Start Extracted records

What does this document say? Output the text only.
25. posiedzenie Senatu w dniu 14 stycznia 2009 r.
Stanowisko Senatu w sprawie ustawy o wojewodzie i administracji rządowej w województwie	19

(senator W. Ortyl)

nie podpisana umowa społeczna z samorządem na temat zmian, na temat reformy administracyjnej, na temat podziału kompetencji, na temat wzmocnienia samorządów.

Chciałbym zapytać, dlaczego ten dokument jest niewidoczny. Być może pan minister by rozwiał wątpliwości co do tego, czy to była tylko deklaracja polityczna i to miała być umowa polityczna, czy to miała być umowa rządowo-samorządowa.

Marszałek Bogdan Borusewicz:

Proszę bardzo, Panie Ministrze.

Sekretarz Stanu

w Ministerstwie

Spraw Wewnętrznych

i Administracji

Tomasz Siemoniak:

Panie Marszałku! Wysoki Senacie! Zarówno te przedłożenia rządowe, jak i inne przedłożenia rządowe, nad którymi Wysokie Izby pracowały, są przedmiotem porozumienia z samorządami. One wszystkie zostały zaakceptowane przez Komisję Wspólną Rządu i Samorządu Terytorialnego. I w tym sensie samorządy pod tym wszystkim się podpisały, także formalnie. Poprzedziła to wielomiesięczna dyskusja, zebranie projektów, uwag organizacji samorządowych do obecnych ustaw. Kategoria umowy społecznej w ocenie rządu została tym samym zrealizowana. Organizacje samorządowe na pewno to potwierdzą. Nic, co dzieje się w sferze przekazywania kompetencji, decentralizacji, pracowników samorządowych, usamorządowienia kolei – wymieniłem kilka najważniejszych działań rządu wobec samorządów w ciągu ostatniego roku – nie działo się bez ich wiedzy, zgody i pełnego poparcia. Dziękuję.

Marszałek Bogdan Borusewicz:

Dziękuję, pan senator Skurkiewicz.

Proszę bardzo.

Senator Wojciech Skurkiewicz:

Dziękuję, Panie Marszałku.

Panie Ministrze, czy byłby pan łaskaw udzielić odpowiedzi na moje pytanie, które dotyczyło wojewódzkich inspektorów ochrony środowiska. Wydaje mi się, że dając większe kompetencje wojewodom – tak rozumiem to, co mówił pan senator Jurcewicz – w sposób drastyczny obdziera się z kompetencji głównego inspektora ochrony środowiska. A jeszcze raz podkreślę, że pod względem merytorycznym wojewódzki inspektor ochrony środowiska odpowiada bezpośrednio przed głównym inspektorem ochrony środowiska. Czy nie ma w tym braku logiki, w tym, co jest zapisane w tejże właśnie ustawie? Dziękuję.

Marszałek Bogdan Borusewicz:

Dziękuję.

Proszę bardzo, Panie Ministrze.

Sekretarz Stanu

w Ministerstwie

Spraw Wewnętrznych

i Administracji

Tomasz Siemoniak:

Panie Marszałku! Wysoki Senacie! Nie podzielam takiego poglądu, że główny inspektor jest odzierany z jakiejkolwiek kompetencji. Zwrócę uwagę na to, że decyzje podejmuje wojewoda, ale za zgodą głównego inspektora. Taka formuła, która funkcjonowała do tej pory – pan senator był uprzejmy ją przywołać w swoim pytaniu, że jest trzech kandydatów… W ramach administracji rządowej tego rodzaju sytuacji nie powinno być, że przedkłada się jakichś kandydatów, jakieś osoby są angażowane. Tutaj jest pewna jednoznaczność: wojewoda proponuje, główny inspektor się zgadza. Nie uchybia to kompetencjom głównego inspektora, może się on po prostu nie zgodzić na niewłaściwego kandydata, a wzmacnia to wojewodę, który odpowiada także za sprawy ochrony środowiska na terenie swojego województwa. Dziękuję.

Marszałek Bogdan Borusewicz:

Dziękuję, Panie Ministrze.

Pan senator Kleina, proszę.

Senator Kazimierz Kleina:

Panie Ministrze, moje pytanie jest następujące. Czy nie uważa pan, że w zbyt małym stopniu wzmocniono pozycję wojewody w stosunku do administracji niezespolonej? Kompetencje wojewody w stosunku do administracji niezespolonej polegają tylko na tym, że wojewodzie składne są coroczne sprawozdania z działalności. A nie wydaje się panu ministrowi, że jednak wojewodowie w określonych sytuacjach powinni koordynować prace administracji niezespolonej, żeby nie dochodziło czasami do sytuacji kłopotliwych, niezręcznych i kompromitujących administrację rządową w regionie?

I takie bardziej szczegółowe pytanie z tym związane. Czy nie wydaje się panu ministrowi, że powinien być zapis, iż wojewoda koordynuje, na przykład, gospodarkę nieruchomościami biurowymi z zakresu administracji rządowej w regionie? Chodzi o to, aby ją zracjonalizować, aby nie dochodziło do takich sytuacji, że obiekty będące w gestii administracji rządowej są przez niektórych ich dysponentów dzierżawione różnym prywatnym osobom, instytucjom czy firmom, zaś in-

End Extracted records

Work to do: Please reproduce all of the entries exactly as they stand.

Exercise answer:
What does this document say? Output the text only.
25. posiedzenie Senatu w dniu 14 stycznia 2009 r.
Stanowisko Senatu w sprawie ustawy o wojewodzie i administracji rządowej w województwie	19

(senator W. Ortyl)

nie podpisana umowa społeczna z samorządem na temat zmian, na temat reformy administracyjnej, na temat podziału kompetencji, na temat wzmocnienia samorządów.

Chciałbym zapytać, dlaczego ten dokument jest niewidoczny. Być może pan minister by rozwiał wątpliwości co do tego, czy to była tylko deklaracja polityczna i to miała być umowa polityczna, czy to miała być umowa rządowo-samorządowa.

Marszałek Bogdan Borusewicz:

Proszę bardzo, Panie Ministrze.

Sekretarz Stanu

w Ministerstwie

Spraw Wewnętrznych

i Administracji

Tomasz Siemoniak:

Panie Marszałku! Wysoki Senacie! Zarówno te przedłożenia rządowe, jak i inne przedłożenia rządowe, nad którymi Wysokie Izby pracowały, są przedmiotem porozumienia z samorządami. One wszystkie zostały zaakceptowane przez Komisję Wspólną Rządu i Samorządu Terytorialnego. I w tym sensie samorządy pod tym wszystkim się podpisały, także formalnie. Poprzedziła to wielomiesięczna dyskusja, zebranie projektów, uwag organizacji samorządowych do obecnych ustaw. Kategoria umowy społecznej w ocenie rządu została tym samym zrealizowana. Organizacje samorządowe na pewno to potwierdzą. Nic, co dzieje się w sferze przekazywania kompetencji, decentralizacji, pracowników samorządowych, usamorządowienia kolei – wymieniłem kilka najważniejszych działań rządu wobec samorządów w ciągu ostatniego roku – nie działo się bez ich wiedzy, zgody i pełnego poparcia. Dziękuję.

Marszałek Bogdan Borusewicz:

Dziękuję, pan senator Skurkiewicz.

Proszę bardzo.

Senator Wojciech Skurkiewicz:

Dziękuję, Panie Marszałku.

Panie Ministrze, czy byłby pan łaskaw udzielić odpowiedzi na moje pytanie, które dotyczyło wojewódzkich inspektorów ochrony środowiska. Wydaje mi się, że dając większe kompetencje wojewodom – tak rozumiem to, co mówił pan senator Jurcewicz – w sposób drastyczny obdziera się z kompetencji głównego inspektora ochrony środowiska. A jeszcze raz podkreślę, że pod względem merytorycznym wojewódzki inspektor ochrony środowiska odpowiada bezpośrednio przed głównym inspektorem ochrony środowiska. Czy nie ma w tym braku logiki, w tym, co jest zapisane w tejże właśnie ustawie? Dziękuję.

Marszałek Bogdan Borusewicz:

Dziękuję.

Proszę bardzo, Panie Ministrze.

Sekretarz Stanu

w Ministerstwie

Spraw Wewnętrznych

i Administracji

Tomasz Siemoniak:

Panie Marszałku! Wysoki Senacie! Nie podzielam takiego poglądu, że główny inspektor jest odzierany z jakiejkolwiek kompetencji. Zwrócę uwagę na to, że decyzje podejmuje wojewoda, ale za zgodą głównego inspektora. Taka formuła, która funkcjonowała do tej pory – pan senator był uprzejmy ją przywołać w swoim pytaniu, że jest trzech kandydatów… W ramach administracji rządowej tego rodzaju sytuacji nie powinno być, że przedkłada się jakichś kandydatów, jakieś osoby są angażowane. Tutaj jest pewna jednoznaczność: wojewoda proponuje, główny inspektor się zgadza. Nie uchybia to kompetencjom głównego inspektora, może się on po prostu nie zgodzić na niewłaściwego kandydata, a wzmacnia to wojewodę, który odpowiada także za sprawy ochrony środowiska na terenie swojego województwa. Dziękuję.

Marszałek Bogdan Borusewicz:

Dziękuję, Panie Ministrze.

Pan senator Kleina, proszę.

Senator Kazimierz Kleina:

Panie Ministrze, moje pytanie jest następujące. Czy nie uważa pan, że w zbyt małym stopniu wzmocniono pozycję wojewody w stosunku do administracji niezespolonej? Kompetencje wojewody w stosunku do administracji niezespolonej polegają tylko na tym, że wojewodzie składne są coroczne sprawozdania z działalności. A nie wydaje się panu ministrowi, że jednak wojewodowie w określonych sytuacjach powinni koordynować prace administracji niezespolonej, żeby nie dochodziło czasami do sytuacji kłopotliwych, niezręcznych i kompromitujących administrację rządową w regionie?

I takie bardziej szczegółowe pytanie z tym związane. Czy nie wydaje się panu ministrowi, że powinien być zapis, iż wojewoda koordynuje, na przykład, gospodarkę nieruchomościami biurowymi z zakresu administracji rządowej w regionie? Chodzi o to, aby ją zracjonalizować, aby nie dochodziło do takich sytuacji, że obiekty będące w gestii administracji rządowej są przez niektórych ich dysponentów dzierżawione różnym prywatnym osobom, instytucjom czy firmom, zaś in-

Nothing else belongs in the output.